= Exercise aim =
How many lines in this data contain the string "Muhajir"? Reply with the number only.

Collected data entries
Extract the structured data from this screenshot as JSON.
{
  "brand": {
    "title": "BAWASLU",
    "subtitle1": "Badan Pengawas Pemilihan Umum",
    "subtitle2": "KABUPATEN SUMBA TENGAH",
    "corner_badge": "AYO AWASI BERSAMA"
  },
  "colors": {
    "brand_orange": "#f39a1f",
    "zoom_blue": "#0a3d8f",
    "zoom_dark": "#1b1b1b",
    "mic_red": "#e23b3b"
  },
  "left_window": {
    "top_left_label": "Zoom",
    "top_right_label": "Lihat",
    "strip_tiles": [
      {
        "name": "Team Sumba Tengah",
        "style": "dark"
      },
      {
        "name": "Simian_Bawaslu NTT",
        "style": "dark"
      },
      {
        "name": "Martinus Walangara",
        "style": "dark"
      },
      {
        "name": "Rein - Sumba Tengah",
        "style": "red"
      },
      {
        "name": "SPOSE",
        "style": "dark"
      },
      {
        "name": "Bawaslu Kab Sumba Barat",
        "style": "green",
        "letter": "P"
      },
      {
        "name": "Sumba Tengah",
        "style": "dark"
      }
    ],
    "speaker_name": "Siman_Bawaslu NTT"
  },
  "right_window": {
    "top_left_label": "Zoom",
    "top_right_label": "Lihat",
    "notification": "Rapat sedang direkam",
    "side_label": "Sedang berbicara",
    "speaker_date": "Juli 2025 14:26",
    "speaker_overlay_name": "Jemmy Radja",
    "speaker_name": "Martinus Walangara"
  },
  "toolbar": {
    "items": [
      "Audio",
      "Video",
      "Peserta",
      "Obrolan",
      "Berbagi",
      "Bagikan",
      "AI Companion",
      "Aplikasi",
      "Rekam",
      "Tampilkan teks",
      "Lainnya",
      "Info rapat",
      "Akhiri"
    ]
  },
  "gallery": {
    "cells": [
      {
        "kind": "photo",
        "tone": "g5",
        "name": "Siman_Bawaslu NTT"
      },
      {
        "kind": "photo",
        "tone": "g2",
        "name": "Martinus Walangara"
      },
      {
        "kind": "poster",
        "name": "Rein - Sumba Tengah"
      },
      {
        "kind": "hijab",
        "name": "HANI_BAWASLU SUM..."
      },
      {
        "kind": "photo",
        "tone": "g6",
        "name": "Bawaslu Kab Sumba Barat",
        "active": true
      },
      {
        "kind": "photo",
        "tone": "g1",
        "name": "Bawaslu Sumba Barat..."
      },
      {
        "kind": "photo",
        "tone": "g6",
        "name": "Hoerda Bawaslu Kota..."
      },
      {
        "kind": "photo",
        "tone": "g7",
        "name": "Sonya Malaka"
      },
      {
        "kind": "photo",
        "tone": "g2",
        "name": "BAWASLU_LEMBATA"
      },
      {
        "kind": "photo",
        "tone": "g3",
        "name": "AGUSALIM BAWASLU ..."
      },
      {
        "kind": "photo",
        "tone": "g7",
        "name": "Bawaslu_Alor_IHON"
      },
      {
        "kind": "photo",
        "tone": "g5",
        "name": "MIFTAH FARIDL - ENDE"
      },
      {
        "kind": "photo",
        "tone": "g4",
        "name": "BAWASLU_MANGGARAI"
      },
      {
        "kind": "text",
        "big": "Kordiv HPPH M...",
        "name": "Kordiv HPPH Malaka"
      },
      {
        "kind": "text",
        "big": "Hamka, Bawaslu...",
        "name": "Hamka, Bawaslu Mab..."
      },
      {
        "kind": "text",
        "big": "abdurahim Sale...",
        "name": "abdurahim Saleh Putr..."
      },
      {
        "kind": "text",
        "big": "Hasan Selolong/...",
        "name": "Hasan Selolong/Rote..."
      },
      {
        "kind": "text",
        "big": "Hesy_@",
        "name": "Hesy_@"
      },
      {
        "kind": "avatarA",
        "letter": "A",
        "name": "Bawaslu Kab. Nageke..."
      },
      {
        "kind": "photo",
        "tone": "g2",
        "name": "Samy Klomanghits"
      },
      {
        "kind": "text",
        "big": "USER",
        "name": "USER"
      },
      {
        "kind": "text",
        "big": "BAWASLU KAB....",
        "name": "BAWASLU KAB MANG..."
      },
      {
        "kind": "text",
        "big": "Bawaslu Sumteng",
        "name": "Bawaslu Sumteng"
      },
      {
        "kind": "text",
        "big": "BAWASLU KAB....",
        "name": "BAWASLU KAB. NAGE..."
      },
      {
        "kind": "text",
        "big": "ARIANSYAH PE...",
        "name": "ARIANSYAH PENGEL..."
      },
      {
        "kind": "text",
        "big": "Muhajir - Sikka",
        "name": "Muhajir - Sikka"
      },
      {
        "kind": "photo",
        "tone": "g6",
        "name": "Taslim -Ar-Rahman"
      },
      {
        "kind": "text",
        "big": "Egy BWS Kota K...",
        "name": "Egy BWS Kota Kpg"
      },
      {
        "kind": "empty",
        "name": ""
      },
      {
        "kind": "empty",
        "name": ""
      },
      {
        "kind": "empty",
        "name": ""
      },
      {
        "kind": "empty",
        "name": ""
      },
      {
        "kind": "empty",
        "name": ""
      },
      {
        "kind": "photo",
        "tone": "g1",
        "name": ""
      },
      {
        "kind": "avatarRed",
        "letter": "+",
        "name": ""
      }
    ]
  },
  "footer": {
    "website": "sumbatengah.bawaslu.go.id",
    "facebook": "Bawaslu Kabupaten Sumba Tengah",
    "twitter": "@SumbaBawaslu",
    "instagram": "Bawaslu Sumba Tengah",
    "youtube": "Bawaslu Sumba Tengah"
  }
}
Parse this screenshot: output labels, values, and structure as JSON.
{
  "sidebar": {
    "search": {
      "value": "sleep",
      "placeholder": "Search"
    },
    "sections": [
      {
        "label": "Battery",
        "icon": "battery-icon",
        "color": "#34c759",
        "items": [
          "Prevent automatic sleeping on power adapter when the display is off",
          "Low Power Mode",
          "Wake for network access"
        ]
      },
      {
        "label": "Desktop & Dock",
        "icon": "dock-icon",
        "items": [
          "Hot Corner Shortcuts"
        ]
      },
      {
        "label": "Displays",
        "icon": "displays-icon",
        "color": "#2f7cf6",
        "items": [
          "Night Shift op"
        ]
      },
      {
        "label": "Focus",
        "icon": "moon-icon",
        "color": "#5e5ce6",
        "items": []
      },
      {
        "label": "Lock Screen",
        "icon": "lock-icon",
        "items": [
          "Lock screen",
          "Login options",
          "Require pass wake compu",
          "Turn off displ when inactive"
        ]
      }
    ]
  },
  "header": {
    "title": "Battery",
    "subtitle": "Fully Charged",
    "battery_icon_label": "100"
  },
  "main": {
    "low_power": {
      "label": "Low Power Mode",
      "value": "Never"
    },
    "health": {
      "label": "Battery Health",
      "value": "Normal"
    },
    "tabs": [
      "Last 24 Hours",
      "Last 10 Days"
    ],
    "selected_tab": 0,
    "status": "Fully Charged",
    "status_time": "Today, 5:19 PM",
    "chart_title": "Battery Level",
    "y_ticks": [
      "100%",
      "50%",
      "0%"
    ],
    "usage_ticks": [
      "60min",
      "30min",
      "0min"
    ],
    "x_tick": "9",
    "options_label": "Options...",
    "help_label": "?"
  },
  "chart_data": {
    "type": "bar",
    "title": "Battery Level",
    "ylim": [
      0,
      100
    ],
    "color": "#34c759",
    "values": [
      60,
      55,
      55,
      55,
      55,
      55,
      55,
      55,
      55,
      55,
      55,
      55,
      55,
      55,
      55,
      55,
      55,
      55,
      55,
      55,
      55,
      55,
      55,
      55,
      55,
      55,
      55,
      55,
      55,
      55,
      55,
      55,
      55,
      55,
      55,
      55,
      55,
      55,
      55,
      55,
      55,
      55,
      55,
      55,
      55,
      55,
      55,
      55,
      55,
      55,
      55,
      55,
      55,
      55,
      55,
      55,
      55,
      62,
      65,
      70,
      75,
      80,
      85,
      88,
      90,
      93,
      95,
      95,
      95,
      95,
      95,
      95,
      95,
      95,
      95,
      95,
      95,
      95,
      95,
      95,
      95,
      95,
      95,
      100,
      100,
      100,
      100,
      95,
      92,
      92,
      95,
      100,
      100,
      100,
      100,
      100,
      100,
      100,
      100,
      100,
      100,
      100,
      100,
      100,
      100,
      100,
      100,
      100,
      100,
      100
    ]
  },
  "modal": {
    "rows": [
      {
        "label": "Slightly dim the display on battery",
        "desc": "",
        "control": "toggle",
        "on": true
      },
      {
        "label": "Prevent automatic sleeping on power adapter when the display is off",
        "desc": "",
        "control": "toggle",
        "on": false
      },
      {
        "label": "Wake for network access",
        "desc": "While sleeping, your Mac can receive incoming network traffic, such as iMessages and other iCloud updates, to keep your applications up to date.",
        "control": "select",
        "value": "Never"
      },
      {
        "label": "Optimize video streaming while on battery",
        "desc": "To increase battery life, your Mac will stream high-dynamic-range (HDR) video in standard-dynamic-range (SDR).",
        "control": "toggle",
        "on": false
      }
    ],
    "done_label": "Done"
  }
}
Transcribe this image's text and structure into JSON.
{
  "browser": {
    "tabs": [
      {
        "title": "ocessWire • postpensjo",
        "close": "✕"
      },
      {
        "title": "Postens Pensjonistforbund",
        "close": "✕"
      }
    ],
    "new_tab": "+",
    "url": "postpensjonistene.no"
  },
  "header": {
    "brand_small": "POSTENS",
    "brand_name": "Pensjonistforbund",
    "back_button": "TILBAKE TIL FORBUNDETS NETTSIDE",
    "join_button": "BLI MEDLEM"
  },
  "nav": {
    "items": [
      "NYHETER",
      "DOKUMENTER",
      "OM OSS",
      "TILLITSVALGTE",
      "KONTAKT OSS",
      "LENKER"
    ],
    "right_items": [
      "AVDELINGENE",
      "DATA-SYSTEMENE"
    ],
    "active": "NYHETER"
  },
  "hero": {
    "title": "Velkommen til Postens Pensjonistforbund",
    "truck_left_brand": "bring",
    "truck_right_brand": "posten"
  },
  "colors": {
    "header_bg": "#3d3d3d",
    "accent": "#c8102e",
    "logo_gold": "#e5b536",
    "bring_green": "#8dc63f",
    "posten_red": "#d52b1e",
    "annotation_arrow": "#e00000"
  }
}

= Expected answer =
2